## Begin Input rows
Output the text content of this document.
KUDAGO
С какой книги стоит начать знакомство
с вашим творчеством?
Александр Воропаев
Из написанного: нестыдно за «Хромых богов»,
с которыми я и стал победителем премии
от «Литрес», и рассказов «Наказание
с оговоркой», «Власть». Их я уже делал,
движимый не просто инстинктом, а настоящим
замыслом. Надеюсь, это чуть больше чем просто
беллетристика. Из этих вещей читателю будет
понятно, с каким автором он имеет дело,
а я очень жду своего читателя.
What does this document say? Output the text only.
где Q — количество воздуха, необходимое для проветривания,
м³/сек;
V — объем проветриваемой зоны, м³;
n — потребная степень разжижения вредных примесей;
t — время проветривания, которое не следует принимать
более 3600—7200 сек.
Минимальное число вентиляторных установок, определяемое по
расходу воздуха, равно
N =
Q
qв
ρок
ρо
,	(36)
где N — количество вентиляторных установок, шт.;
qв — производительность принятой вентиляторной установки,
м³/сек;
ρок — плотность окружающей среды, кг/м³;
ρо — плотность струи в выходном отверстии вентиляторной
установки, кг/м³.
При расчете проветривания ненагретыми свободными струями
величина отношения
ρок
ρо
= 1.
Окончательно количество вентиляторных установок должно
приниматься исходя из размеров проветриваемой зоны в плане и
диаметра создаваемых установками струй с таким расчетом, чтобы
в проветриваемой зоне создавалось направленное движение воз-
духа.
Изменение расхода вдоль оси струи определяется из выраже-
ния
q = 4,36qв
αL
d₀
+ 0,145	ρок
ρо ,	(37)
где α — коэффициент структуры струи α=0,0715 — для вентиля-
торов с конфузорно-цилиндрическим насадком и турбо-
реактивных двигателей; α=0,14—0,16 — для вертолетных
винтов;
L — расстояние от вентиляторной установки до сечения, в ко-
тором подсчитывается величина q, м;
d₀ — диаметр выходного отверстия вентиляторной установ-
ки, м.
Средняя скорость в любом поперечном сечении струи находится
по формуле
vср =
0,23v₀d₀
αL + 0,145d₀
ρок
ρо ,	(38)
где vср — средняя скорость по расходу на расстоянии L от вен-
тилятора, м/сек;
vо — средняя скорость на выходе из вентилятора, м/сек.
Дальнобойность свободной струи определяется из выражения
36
## End Input rows
_What this task involves_: Print only the lines from the one with "What does this" to the end of the records, both included.

_Answer_:
What does this document say? Output the text only.
где Q — количество воздуха, необходимое для проветривания,
м³/сек;
V — объем проветриваемой зоны, м³;
n — потребная степень разжижения вредных примесей;
t — время проветривания, которое не следует принимать
более 3600—7200 сек.
Минимальное число вентиляторных установок, определяемое по
расходу воздуха, равно
N =
Q
qв
ρок
ρо
,	(36)
где N — количество вентиляторных установок, шт.;
qв — производительность принятой вентиляторной установки,
м³/сек;
ρок — плотность окружающей среды, кг/м³;
ρо — плотность струи в выходном отверстии вентиляторной
установки, кг/м³.
При расчете проветривания ненагретыми свободными струями
величина отношения
ρок
ρо
= 1.
Окончательно количество вентиляторных установок должно
приниматься исходя из размеров проветриваемой зоны в плане и
диаметра создаваемых установками струй с таким расчетом, чтобы
в проветриваемой зоне создавалось направленное движение воз-
духа.
Изменение расхода вдоль оси струи определяется из выраже-
ния
q = 4,36qв
αL
d₀
+ 0,145	ρок
ρо ,	(37)
где α — коэффициент структуры струи α=0,0715 — для вентиля-
торов с конфузорно-цилиндрическим насадком и турбо-
реактивных двигателей; α=0,14—0,16 — для вертолетных
винтов;
L — расстояние от вентиляторной установки до сечения, в ко-
тором подсчитывается величина q, м;
d₀ — диаметр выходного отверстия вентиляторной установ-
ки, м.
Средняя скорость в любом поперечном сечении струи находится
по формуле
vср =
0,23v₀d₀
αL + 0,145d₀
ρок
ρо ,	(38)
где vср — средняя скорость по расходу на расстоянии L от вен-
тилятора, м/сек;
vо — средняя скорость на выходе из вентилятора, м/сек.
Дальнобойность свободной струи определяется из выражения
36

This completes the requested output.